- WORK TO DO
Which lines contain the string "caso"? Please list every one of them.

Data records
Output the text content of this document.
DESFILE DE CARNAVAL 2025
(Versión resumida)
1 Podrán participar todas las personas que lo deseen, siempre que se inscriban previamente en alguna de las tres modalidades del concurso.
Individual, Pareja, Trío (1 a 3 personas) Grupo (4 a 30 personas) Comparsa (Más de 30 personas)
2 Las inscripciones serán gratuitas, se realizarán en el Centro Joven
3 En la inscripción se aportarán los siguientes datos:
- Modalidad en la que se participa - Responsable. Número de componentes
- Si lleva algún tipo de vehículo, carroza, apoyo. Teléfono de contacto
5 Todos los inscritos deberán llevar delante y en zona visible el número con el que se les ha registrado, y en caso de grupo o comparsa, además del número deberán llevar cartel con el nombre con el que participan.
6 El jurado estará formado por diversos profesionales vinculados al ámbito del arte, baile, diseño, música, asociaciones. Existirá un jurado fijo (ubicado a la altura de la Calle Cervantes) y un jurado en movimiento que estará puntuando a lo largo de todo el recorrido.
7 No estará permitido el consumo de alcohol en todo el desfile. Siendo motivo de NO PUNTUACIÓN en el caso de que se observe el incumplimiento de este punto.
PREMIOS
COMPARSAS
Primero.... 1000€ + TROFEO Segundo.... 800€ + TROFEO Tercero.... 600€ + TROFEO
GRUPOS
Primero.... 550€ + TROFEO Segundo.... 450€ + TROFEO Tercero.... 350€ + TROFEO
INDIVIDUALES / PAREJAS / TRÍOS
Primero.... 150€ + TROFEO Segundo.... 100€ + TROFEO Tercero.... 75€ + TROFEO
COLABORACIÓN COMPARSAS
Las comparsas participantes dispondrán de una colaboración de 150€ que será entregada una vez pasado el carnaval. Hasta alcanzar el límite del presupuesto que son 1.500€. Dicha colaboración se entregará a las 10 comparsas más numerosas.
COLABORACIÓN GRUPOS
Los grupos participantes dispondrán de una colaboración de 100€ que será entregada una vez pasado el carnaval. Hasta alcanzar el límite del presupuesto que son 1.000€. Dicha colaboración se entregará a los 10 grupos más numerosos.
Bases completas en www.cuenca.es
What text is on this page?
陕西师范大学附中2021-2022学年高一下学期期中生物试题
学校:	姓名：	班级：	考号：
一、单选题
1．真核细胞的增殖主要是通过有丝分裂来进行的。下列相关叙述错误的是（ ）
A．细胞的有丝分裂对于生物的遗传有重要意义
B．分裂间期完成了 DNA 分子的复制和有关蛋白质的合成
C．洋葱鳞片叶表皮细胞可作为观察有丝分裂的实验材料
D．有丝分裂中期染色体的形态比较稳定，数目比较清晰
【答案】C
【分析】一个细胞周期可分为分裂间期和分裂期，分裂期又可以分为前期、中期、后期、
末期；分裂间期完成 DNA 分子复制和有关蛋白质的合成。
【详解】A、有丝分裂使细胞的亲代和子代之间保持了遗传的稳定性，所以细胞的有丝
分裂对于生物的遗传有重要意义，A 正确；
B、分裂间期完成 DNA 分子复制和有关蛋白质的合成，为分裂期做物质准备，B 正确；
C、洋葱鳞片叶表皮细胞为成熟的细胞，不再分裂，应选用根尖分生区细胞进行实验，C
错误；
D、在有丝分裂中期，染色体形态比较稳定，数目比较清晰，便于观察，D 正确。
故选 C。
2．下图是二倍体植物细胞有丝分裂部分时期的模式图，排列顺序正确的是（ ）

- REPLY
5 Todos los inscritos deberán llevar delante y en zona visible el número con el que se les ha registrado, y en caso de grupo o comparsa, además del número deberán llevar cartel con el nombre con el que participan.
7 No estará permitido el consumo de alcohol en todo el desfile. Siendo motivo de NO PUNTUACIÓN en el caso de que se observe el incumplimiento de este punto.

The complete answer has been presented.